Without altering anything, repeat each of the records.

### Extracted information

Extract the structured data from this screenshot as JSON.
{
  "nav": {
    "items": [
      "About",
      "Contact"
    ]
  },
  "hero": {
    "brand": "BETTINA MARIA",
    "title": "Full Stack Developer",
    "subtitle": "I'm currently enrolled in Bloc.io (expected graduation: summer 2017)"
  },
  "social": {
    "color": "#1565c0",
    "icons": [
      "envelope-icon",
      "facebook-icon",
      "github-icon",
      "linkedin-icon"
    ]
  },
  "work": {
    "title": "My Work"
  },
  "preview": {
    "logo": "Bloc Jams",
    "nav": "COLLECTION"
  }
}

######

### The result:
Extract the structured data from this screenshot as JSON.
{
  "nav": {
    "items": [
      "About",
      "Contact"
    ]
  },
  "hero": {
    "brand": "BETTINA MARIA",
    "title": "Full Stack Developer",
    "subtitle": "I'm currently enrolled in Bloc.io (expected graduation: summer 2017)"
  },
  "social": {
    "color": "#1565c0",
    "icons": [
      "envelope-icon",
      "facebook-icon",
      "github-icon",
      "linkedin-icon"
    ]
  },
  "work": {
    "title": "My Work"
  },
  "preview": {
    "logo": "Bloc Jams",
    "nav": "COLLECTION"
  }
}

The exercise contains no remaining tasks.